AIM: Search the records below for the word "this" and show every line where it occurs.
[begin GIVEN INFORMATION]
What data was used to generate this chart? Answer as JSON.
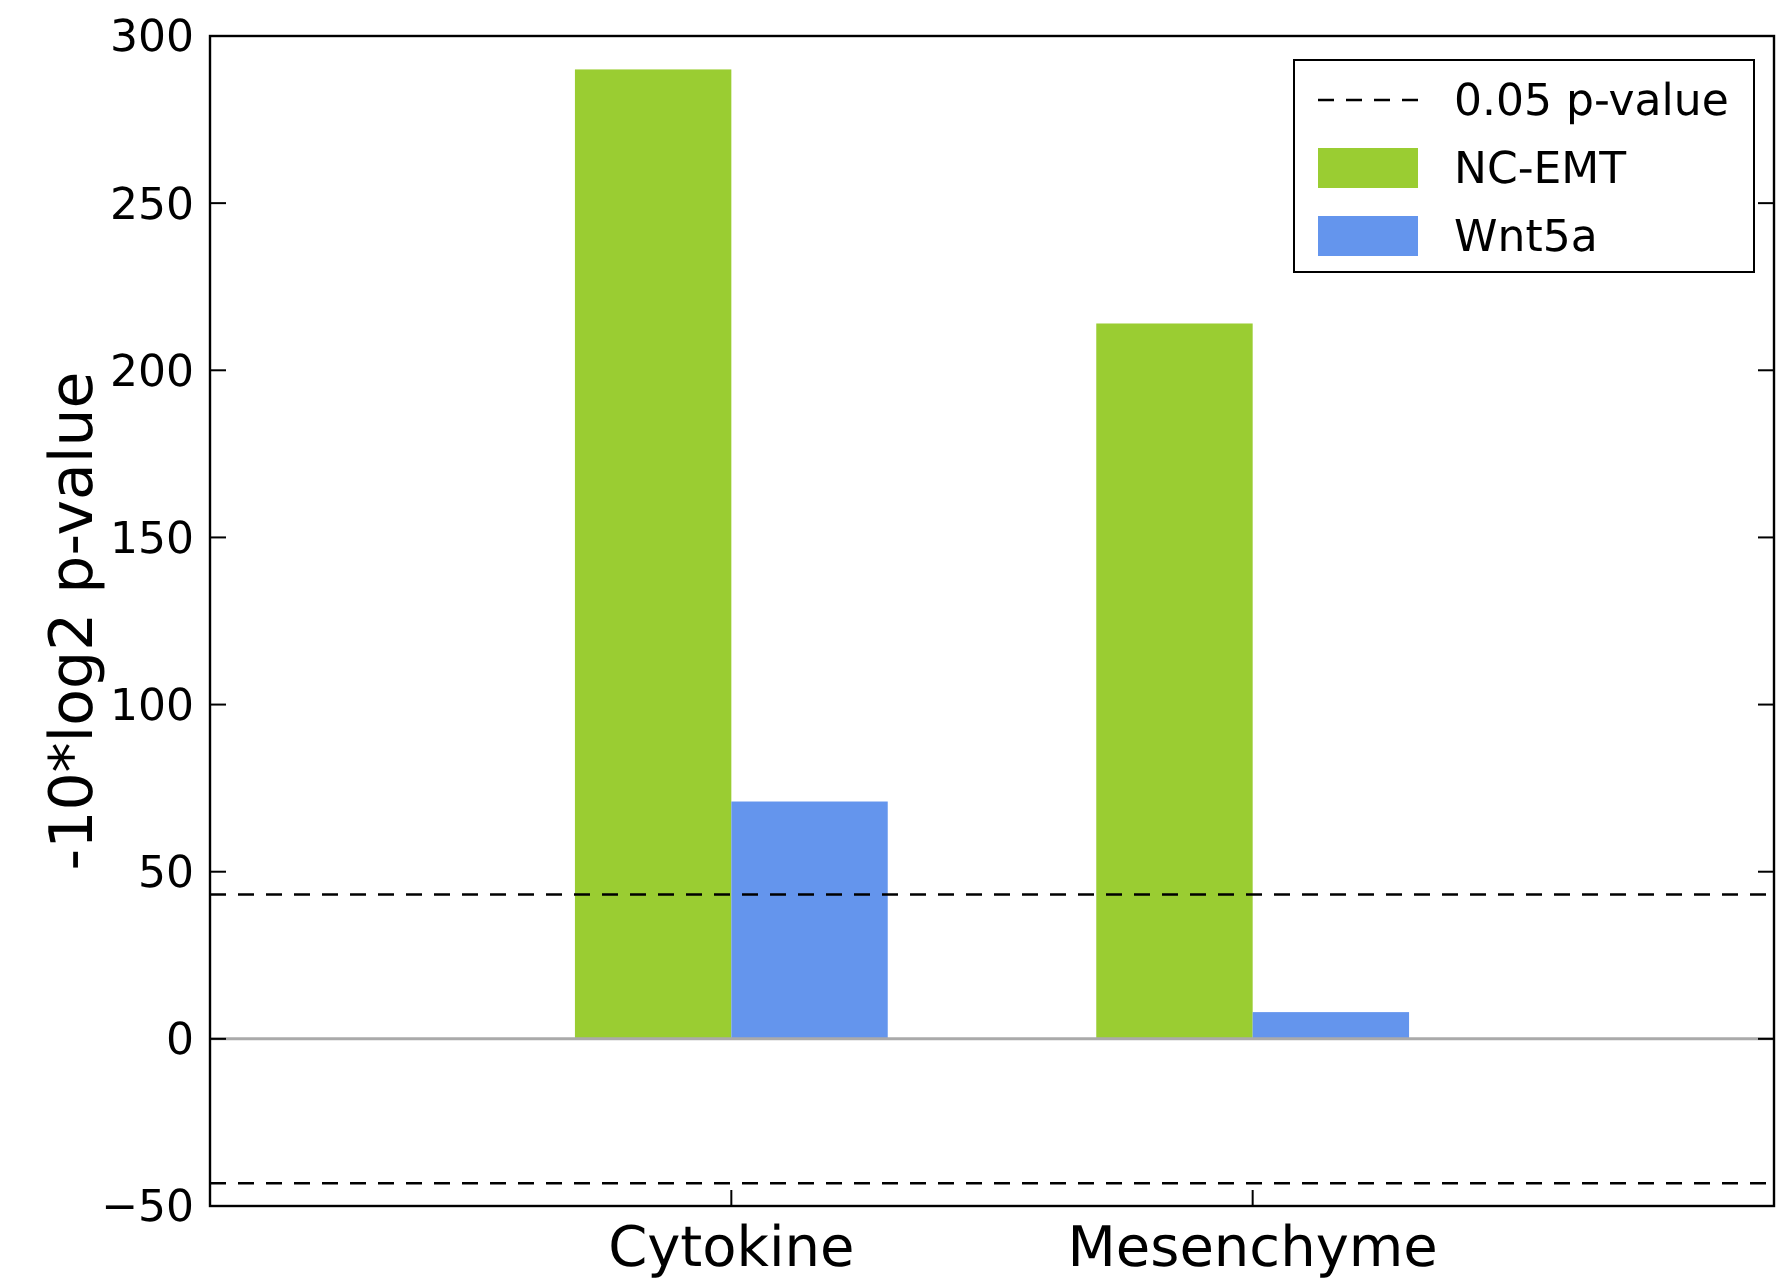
{
  "chart_data": {
    "type": "bar",
    "ylabel": "-10*log2 p-value",
    "categories": [
      "Cytokine",
      "Mesenchyme"
    ],
    "series": [
      {
        "name": "NC-EMT",
        "color": "#9acd32",
        "values": [
          290,
          214
        ]
      },
      {
        "name": "Wnt5a",
        "color": "#6495ed",
        "values": [
          71,
          8
        ]
      }
    ],
    "ylim": [
      -50,
      300
    ],
    "yticks": [
      {
        "value": -50,
        "label": "−50"
      },
      0,
      50,
      100,
      150,
      200,
      250,
      300
    ],
    "ref_lines": [
      {
        "axis": "y",
        "value": 43.2,
        "label": "0.05 p-value",
        "color": "#000000",
        "line_style": "dashed"
      },
      {
        "axis": "y",
        "value": -43.2,
        "color": "#000000",
        "line_style": "dashed"
      }
    ],
    "legend": "top right"
  }
}
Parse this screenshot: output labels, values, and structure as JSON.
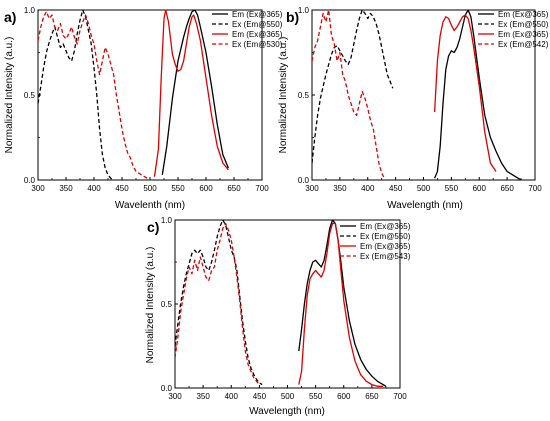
{
  "chart_data": [
    {
      "type": "line",
      "panel_label": "a)",
      "xlabel": "Wavelenth (nm)",
      "ylabel": "Normalized Intensity (a.u.)",
      "xlim": [
        300,
        700
      ],
      "ylim": [
        0,
        1
      ],
      "xticks": [
        "300",
        "350",
        "400",
        "450",
        "500",
        "550",
        "600",
        "650",
        "700"
      ],
      "yticks": [
        "0.0",
        "0.5",
        "1.0"
      ],
      "legend_position": "top-right",
      "series": [
        {
          "name": "Em (Ex@365)",
          "color": "#000000",
          "dash": "solid",
          "x": [
            522,
            530,
            540,
            550,
            560,
            565,
            570,
            575,
            580,
            585,
            590,
            600,
            610,
            620,
            630,
            640
          ],
          "y": [
            0.03,
            0.2,
            0.48,
            0.7,
            0.84,
            0.9,
            0.95,
            0.99,
            1.0,
            0.97,
            0.9,
            0.75,
            0.55,
            0.33,
            0.15,
            0.07
          ]
        },
        {
          "name": "Ex (Em@550)",
          "color": "#000000",
          "dash": "dashed",
          "x": [
            300,
            305,
            310,
            315,
            320,
            325,
            330,
            335,
            340,
            345,
            350,
            355,
            360,
            365,
            370,
            375,
            380,
            385,
            390,
            395,
            400,
            405,
            410,
            415,
            420,
            425,
            430,
            435
          ],
          "y": [
            0.45,
            0.55,
            0.66,
            0.75,
            0.81,
            0.86,
            0.9,
            0.84,
            0.78,
            0.8,
            0.76,
            0.72,
            0.7,
            0.76,
            0.86,
            0.94,
            1.0,
            0.96,
            0.88,
            0.8,
            0.66,
            0.5,
            0.3,
            0.15,
            0.07,
            0.03,
            0.01,
            0.0
          ]
        },
        {
          "name": "Em (Ex@365)",
          "color": "#e00000",
          "dash": "solid",
          "x": [
            508,
            515,
            520,
            525,
            528,
            533,
            540,
            545,
            550,
            555,
            560,
            565,
            570,
            575,
            578,
            583,
            590,
            600,
            610,
            620,
            630,
            640
          ],
          "y": [
            0.02,
            0.18,
            0.6,
            0.95,
            1.0,
            0.93,
            0.74,
            0.68,
            0.64,
            0.65,
            0.7,
            0.8,
            0.9,
            0.96,
            0.97,
            0.92,
            0.82,
            0.6,
            0.38,
            0.2,
            0.1,
            0.06
          ]
        },
        {
          "name": "Ex (Em@530)",
          "color": "#e00000",
          "dash": "dashed",
          "x": [
            300,
            305,
            310,
            315,
            320,
            325,
            330,
            335,
            340,
            345,
            350,
            355,
            360,
            365,
            370,
            375,
            380,
            385,
            390,
            395,
            400,
            405,
            410,
            415,
            420,
            425,
            430,
            435,
            440,
            445,
            450,
            455,
            460,
            465,
            470,
            475,
            480,
            485,
            490,
            495,
            500
          ],
          "y": [
            0.82,
            0.9,
            0.96,
            0.99,
            0.95,
            0.97,
            0.9,
            0.88,
            0.92,
            0.85,
            0.83,
            0.86,
            0.9,
            0.84,
            0.8,
            0.88,
            0.93,
            0.97,
            0.92,
            0.85,
            0.8,
            0.7,
            0.62,
            0.7,
            0.78,
            0.74,
            0.68,
            0.62,
            0.5,
            0.4,
            0.3,
            0.22,
            0.16,
            0.13,
            0.08,
            0.05,
            0.04,
            0.03,
            0.02,
            0.01,
            0.0
          ]
        }
      ]
    },
    {
      "type": "line",
      "panel_label": "b)",
      "xlabel": "Wavelength (nm)",
      "ylabel": "Normalized Intensity (a.u.)",
      "xlim": [
        300,
        700
      ],
      "ylim": [
        0,
        1
      ],
      "xticks": [
        "300",
        "350",
        "400",
        "450",
        "500",
        "550",
        "600",
        "650",
        "700"
      ],
      "yticks": [
        "0.0",
        "0.5",
        "1.0"
      ],
      "legend_position": "top-right",
      "series": [
        {
          "name": "Em (Ex@365)",
          "color": "#000000",
          "dash": "solid",
          "x": [
            520,
            525,
            530,
            535,
            540,
            545,
            550,
            555,
            560,
            565,
            570,
            575,
            580,
            585,
            590,
            600,
            610,
            620,
            630,
            640,
            650,
            660,
            670,
            675
          ],
          "y": [
            0.01,
            0.05,
            0.2,
            0.45,
            0.65,
            0.73,
            0.76,
            0.75,
            0.78,
            0.83,
            0.9,
            0.97,
            1.0,
            0.96,
            0.85,
            0.6,
            0.38,
            0.25,
            0.17,
            0.1,
            0.05,
            0.03,
            0.01,
            0.0
          ]
        },
        {
          "name": "Ex (Em@550)",
          "color": "#000000",
          "dash": "dashed",
          "x": [
            300,
            305,
            310,
            315,
            320,
            325,
            330,
            335,
            340,
            345,
            350,
            355,
            360,
            365,
            370,
            375,
            380,
            385,
            390,
            395,
            400,
            405,
            410,
            415,
            420,
            425,
            430,
            435,
            440,
            445
          ],
          "y": [
            0.1,
            0.25,
            0.38,
            0.48,
            0.55,
            0.62,
            0.68,
            0.74,
            0.78,
            0.79,
            0.76,
            0.73,
            0.7,
            0.68,
            0.72,
            0.8,
            0.88,
            0.95,
            1.0,
            0.98,
            0.95,
            0.98,
            0.96,
            0.92,
            0.86,
            0.78,
            0.7,
            0.62,
            0.58,
            0.54
          ]
        },
        {
          "name": "Em (Ex@365)",
          "color": "#e00000",
          "dash": "solid",
          "x": [
            520,
            525,
            530,
            535,
            540,
            545,
            550,
            555,
            560,
            565,
            570,
            575,
            580,
            585,
            590,
            600,
            610,
            620,
            630
          ],
          "y": [
            0.4,
            0.7,
            0.85,
            0.93,
            0.96,
            0.95,
            0.91,
            0.88,
            0.9,
            0.93,
            0.96,
            0.97,
            0.95,
            0.88,
            0.78,
            0.55,
            0.28,
            0.1,
            0.05
          ]
        },
        {
          "name": "Ex (Em@542)",
          "color": "#e00000",
          "dash": "dashed",
          "x": [
            300,
            305,
            310,
            315,
            320,
            325,
            330,
            335,
            340,
            345,
            350,
            355,
            360,
            365,
            370,
            375,
            380,
            385,
            390,
            395,
            400,
            405,
            410,
            415,
            420,
            425,
            430
          ],
          "y": [
            0.7,
            0.78,
            0.82,
            0.9,
            0.98,
            0.93,
            1.0,
            0.85,
            0.8,
            0.7,
            0.75,
            0.62,
            0.58,
            0.5,
            0.45,
            0.4,
            0.38,
            0.45,
            0.52,
            0.48,
            0.42,
            0.35,
            0.3,
            0.2,
            0.1,
            0.04,
            0.01
          ]
        }
      ]
    },
    {
      "type": "line",
      "panel_label": "c)",
      "xlabel": "Wavelength (nm)",
      "ylabel": "Normalized Intensity (a.u.)",
      "xlim": [
        300,
        700
      ],
      "ylim": [
        0,
        1
      ],
      "xticks": [
        "300",
        "350",
        "400",
        "450",
        "500",
        "550",
        "600",
        "650",
        "700"
      ],
      "yticks": [
        "0.0",
        "0.5",
        "1.0"
      ],
      "legend_position": "top-right",
      "series": [
        {
          "name": "Em (Ex@365)",
          "color": "#000000",
          "dash": "solid",
          "x": [
            520,
            525,
            530,
            535,
            540,
            545,
            550,
            555,
            560,
            565,
            570,
            575,
            580,
            585,
            590,
            595,
            600,
            610,
            620,
            630,
            640,
            650,
            660,
            670,
            675
          ],
          "y": [
            0.22,
            0.35,
            0.5,
            0.62,
            0.7,
            0.75,
            0.76,
            0.74,
            0.72,
            0.76,
            0.85,
            0.95,
            1.0,
            0.98,
            0.88,
            0.75,
            0.6,
            0.4,
            0.26,
            0.17,
            0.11,
            0.07,
            0.04,
            0.02,
            0.01
          ]
        },
        {
          "name": "Ex (Em@550)",
          "color": "#000000",
          "dash": "dashed",
          "x": [
            300,
            305,
            310,
            315,
            320,
            325,
            330,
            335,
            340,
            345,
            350,
            355,
            360,
            365,
            370,
            375,
            380,
            385,
            390,
            395,
            400,
            405,
            410,
            415,
            420,
            425,
            430,
            435,
            440,
            445,
            450,
            455
          ],
          "y": [
            0.25,
            0.38,
            0.5,
            0.6,
            0.68,
            0.74,
            0.8,
            0.82,
            0.8,
            0.82,
            0.78,
            0.72,
            0.7,
            0.75,
            0.82,
            0.9,
            0.96,
            1.0,
            0.97,
            0.9,
            0.82,
            0.78,
            0.7,
            0.55,
            0.4,
            0.28,
            0.18,
            0.12,
            0.08,
            0.05,
            0.03,
            0.02
          ]
        },
        {
          "name": "Em (Ex@365)",
          "color": "#e00000",
          "dash": "solid",
          "x": [
            520,
            525,
            530,
            535,
            540,
            545,
            550,
            555,
            560,
            565,
            570,
            575,
            580,
            585,
            590,
            595,
            600,
            610,
            620,
            630,
            640,
            650,
            660,
            670
          ],
          "y": [
            0.02,
            0.1,
            0.35,
            0.55,
            0.65,
            0.68,
            0.7,
            0.68,
            0.66,
            0.7,
            0.8,
            0.92,
            0.98,
            0.98,
            0.88,
            0.7,
            0.52,
            0.3,
            0.16,
            0.08,
            0.04,
            0.02,
            0.01,
            0.01
          ]
        },
        {
          "name": "Ex (Em@543)",
          "color": "#e00000",
          "dash": "dashed",
          "x": [
            300,
            305,
            310,
            315,
            320,
            325,
            330,
            335,
            340,
            345,
            350,
            355,
            360,
            365,
            370,
            375,
            380,
            385,
            390,
            395,
            400,
            405,
            410,
            415,
            420,
            425,
            430,
            435,
            440,
            445,
            450
          ],
          "y": [
            0.18,
            0.3,
            0.45,
            0.55,
            0.65,
            0.72,
            0.68,
            0.76,
            0.7,
            0.78,
            0.72,
            0.66,
            0.64,
            0.7,
            0.72,
            0.82,
            0.88,
            0.95,
            0.98,
            0.94,
            0.88,
            0.78,
            0.66,
            0.52,
            0.36,
            0.22,
            0.14,
            0.1,
            0.06,
            0.04,
            0.02
          ]
        }
      ]
    }
  ]
}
[end GIVEN INFORMATION]
RIGHT ANSWER:
What data was used to generate this chart? Answer as JSON.
Parse this screenshot: output labels, values, and structure as JSON.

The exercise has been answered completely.